**Problem description**:
Repeat each record exactly. Any picture gets left out.

**Exercise input**:
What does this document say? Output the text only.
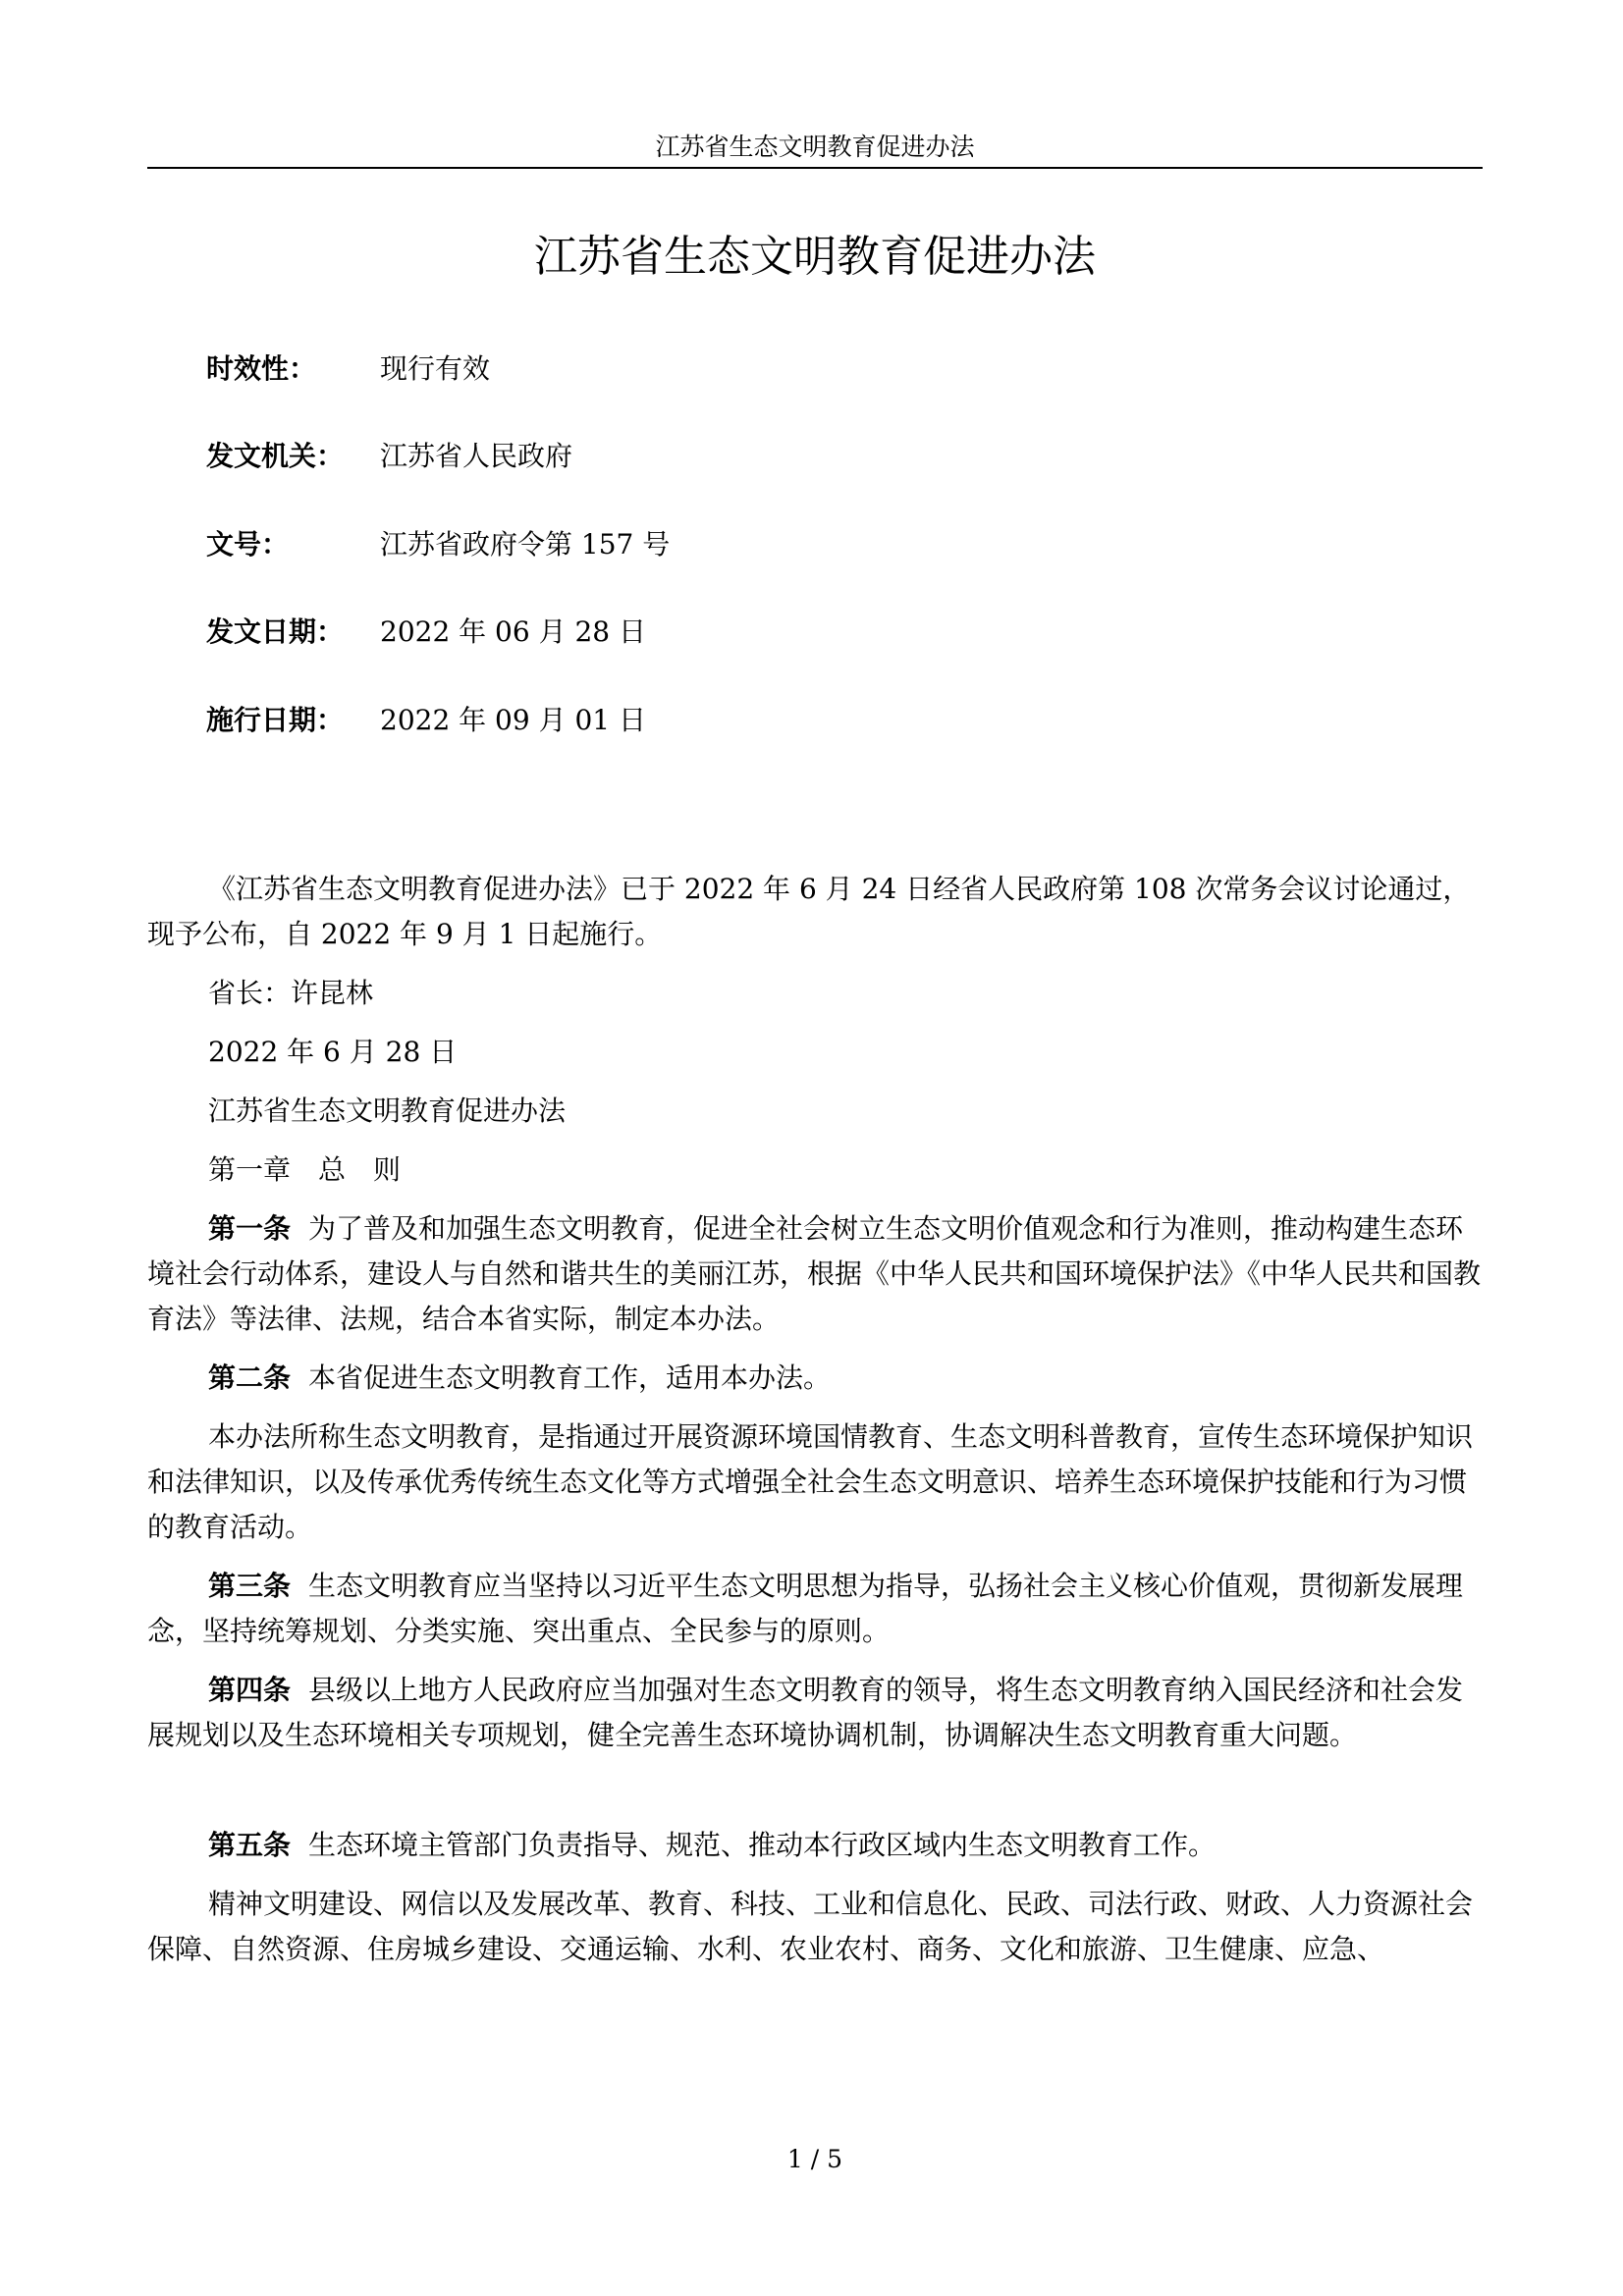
江苏省生态文明教育促进办法
江苏省生态文明教育促进办法
时效性：	现行有效
发文机关：	江苏省人民政府
文号：	江苏省政府令第 157 号
发文日期：	2022 年 06 月 28 日
施行日期：	2022 年 09 月 01 日

《江苏省生态文明教育促进办法》已于 2022 年 6 月 24 日经省人民政府第 108 次常务会议讨论通过，现予公布，自 2022 年 9 月 1 日起施行。

省长：许昆林

2022 年 6 月 28 日

江苏省生态文明教育促进办法

第一章　总　则

第一条 为了普及和加强生态文明教育，促进全社会树立生态文明价值观念和行为准则，推动构建生态环境社会行动体系，建设人与自然和谐共生的美丽江苏，根据《中华人民共和国环境保护法》《中华人民共和国教育法》等法律、法规，结合本省实际，制定本办法。

第二条 本省促进生态文明教育工作，适用本办法。

本办法所称生态文明教育，是指通过开展资源环境国情教育、生态文明科普教育，宣传生态环境保护知识和法律知识，以及传承优秀传统生态文化等方式增强全社会生态文明意识、培养生态环境保护技能和行为习惯的教育活动。

第三条 生态文明教育应当坚持以习近平生态文明思想为指导，弘扬社会主义核心价值观，贯彻新发展理念，坚持统筹规划、分类实施、突出重点、全民参与的原则。

第四条 县级以上地方人民政府应当加强对生态文明教育的领导，将生态文明教育纳入国民经济和社会发展规划以及生态环境相关专项规划，健全完善生态环境协调机制，协调解决生态文明教育重大问题。

第五条 生态环境主管部门负责指导、规范、推动本行政区域内生态文明教育工作。

精神文明建设、网信以及发展改革、教育、科技、工业和信息化、民政、司法行政、财政、人力资源社会保障、自然资源、住房城乡建设、交通运输、水利、农业农村、商务、文化和旅游、卫生健康、应急、

1 / 5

**Answer in full**:
What does this document say? Output the text only.
江苏省生态文明教育促进办法
江苏省生态文明教育促进办法
时效性：	现行有效
发文机关：	江苏省人民政府
文号：	江苏省政府令第 157 号
发文日期：	2022 年 06 月 28 日
施行日期：	2022 年 09 月 01 日

《江苏省生态文明教育促进办法》已于 2022 年 6 月 24 日经省人民政府第 108 次常务会议讨论通过，现予公布，自 2022 年 9 月 1 日起施行。

省长：许昆林

2022 年 6 月 28 日

江苏省生态文明教育促进办法

第一章　总　则

第一条 为了普及和加强生态文明教育，促进全社会树立生态文明价值观念和行为准则，推动构建生态环境社会行动体系，建设人与自然和谐共生的美丽江苏，根据《中华人民共和国环境保护法》《中华人民共和国教育法》等法律、法规，结合本省实际，制定本办法。

第二条 本省促进生态文明教育工作，适用本办法。

本办法所称生态文明教育，是指通过开展资源环境国情教育、生态文明科普教育，宣传生态环境保护知识和法律知识，以及传承优秀传统生态文化等方式增强全社会生态文明意识、培养生态环境保护技能和行为习惯的教育活动。

第三条 生态文明教育应当坚持以习近平生态文明思想为指导，弘扬社会主义核心价值观，贯彻新发展理念，坚持统筹规划、分类实施、突出重点、全民参与的原则。

第四条 县级以上地方人民政府应当加强对生态文明教育的领导，将生态文明教育纳入国民经济和社会发展规划以及生态环境相关专项规划，健全完善生态环境协调机制，协调解决生态文明教育重大问题。

第五条 生态环境主管部门负责指导、规范、推动本行政区域内生态文明教育工作。

精神文明建设、网信以及发展改革、教育、科技、工业和信息化、民政、司法行政、财政、人力资源社会保障、自然资源、住房城乡建设、交通运输、水利、农业农村、商务、文化和旅游、卫生健康、应急、

1 / 5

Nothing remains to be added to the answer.